═══ Information given

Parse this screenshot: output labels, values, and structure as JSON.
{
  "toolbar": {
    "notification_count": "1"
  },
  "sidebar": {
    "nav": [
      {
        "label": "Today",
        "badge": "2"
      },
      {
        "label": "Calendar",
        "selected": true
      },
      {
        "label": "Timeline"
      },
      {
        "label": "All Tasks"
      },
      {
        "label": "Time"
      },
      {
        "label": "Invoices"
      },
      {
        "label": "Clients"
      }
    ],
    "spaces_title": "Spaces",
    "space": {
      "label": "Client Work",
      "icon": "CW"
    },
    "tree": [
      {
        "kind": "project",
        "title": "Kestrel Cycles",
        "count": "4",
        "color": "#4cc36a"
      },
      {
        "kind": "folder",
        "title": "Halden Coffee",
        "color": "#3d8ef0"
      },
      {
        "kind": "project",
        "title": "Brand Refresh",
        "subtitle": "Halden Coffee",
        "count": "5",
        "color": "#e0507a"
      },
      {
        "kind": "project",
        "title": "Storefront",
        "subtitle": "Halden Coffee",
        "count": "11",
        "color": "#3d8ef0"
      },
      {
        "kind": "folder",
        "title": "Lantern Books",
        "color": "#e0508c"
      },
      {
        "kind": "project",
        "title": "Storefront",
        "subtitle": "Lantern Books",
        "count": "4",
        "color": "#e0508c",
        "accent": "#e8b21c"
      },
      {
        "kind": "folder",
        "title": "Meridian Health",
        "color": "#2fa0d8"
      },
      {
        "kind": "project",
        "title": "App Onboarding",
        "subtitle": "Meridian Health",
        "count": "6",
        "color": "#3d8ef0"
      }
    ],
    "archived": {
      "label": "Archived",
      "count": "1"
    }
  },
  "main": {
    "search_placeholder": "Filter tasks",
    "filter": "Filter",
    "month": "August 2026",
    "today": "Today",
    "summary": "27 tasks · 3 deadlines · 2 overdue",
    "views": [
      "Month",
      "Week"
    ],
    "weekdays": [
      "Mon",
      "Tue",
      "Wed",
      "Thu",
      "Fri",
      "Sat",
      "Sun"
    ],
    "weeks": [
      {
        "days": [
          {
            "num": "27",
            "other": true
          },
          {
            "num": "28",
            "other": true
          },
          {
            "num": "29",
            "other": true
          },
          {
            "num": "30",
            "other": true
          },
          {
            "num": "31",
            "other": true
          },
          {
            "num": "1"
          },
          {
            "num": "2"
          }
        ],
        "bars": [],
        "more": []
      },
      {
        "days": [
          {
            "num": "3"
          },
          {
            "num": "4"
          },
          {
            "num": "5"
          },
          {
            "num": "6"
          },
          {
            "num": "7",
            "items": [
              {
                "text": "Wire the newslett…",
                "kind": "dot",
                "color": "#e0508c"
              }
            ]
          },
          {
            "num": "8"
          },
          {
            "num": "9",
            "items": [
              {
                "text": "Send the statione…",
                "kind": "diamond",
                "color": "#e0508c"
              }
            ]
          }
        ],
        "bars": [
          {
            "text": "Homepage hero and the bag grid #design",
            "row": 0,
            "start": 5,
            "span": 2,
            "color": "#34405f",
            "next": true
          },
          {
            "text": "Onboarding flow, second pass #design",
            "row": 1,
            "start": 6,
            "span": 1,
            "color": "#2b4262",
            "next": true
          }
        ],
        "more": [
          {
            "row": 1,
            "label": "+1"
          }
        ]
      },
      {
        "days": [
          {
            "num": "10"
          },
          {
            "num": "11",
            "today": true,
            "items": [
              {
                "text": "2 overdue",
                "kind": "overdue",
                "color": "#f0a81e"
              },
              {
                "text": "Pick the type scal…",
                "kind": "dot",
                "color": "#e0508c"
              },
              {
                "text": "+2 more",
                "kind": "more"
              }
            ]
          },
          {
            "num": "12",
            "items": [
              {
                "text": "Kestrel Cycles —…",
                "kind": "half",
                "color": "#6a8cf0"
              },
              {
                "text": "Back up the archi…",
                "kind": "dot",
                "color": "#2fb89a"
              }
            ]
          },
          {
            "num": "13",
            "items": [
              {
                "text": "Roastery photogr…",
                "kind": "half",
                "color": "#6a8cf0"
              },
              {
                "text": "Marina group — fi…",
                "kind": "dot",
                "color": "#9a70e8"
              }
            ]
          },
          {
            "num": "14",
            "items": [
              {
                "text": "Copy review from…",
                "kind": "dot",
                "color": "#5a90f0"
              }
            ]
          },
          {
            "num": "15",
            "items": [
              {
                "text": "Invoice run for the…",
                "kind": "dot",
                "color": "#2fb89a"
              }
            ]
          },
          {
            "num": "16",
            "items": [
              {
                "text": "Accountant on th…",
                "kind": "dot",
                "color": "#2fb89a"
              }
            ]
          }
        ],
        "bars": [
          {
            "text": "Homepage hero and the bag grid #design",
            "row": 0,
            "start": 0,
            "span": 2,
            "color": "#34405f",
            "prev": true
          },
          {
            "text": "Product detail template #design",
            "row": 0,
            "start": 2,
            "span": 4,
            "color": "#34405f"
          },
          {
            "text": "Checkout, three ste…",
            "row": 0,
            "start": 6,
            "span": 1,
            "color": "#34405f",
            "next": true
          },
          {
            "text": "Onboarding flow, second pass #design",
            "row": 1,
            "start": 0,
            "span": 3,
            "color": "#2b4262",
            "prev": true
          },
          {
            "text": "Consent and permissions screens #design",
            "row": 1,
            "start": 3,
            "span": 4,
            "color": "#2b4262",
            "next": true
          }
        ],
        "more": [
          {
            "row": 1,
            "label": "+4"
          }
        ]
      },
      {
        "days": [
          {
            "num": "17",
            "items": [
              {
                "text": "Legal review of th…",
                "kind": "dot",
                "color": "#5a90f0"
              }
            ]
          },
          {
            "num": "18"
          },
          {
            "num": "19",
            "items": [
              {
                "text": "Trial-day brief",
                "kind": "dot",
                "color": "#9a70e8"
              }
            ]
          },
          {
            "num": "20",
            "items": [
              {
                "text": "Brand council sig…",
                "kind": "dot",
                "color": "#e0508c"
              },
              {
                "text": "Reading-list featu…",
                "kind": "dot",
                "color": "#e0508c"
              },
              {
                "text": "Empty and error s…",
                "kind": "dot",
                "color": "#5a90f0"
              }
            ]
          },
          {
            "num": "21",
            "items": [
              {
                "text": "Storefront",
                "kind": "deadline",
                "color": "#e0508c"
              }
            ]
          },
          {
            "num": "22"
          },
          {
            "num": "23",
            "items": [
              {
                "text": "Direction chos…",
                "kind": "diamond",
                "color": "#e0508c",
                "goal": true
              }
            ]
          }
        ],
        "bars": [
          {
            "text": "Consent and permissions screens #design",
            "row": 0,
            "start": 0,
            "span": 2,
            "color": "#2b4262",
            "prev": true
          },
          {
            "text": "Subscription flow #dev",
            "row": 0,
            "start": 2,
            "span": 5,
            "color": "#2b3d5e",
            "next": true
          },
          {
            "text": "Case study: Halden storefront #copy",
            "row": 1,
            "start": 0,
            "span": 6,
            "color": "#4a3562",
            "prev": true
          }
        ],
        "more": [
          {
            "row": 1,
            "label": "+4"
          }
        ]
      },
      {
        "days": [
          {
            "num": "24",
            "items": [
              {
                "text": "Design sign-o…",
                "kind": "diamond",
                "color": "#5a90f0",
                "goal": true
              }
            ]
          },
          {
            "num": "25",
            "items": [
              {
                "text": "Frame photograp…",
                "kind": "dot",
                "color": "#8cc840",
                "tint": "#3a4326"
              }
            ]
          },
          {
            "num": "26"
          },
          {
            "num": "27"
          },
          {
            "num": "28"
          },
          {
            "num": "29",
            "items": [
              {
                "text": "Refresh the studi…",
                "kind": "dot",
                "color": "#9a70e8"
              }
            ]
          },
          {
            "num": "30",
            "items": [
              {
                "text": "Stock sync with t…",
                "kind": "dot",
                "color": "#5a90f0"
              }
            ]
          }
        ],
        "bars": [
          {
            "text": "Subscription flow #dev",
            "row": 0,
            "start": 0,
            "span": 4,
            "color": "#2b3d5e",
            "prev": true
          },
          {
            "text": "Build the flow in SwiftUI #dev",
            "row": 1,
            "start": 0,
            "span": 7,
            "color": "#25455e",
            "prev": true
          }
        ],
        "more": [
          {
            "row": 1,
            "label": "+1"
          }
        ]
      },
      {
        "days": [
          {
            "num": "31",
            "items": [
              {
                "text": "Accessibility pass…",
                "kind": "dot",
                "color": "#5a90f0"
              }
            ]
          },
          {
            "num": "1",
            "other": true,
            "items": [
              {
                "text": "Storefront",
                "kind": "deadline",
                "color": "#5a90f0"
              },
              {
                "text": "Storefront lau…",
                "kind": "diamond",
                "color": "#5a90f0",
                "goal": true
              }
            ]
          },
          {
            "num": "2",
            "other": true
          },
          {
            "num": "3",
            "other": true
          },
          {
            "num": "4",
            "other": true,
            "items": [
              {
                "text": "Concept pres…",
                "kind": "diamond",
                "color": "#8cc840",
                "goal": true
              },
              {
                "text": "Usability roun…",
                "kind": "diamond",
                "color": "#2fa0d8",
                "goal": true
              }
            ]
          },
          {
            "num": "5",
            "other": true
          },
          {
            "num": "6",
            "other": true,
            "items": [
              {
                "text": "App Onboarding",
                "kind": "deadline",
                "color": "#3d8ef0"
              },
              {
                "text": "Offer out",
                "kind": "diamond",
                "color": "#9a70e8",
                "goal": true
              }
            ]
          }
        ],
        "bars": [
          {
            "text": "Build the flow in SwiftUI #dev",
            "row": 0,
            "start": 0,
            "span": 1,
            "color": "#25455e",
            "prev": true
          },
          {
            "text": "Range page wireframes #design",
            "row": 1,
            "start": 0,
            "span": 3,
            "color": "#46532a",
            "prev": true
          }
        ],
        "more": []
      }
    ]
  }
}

══════

- **Requirement**
Return each line of the listing that holds the string "Brand".

- **Answer to this task**
        "title": "Brand Refresh",
                "text": "Brand council sig…",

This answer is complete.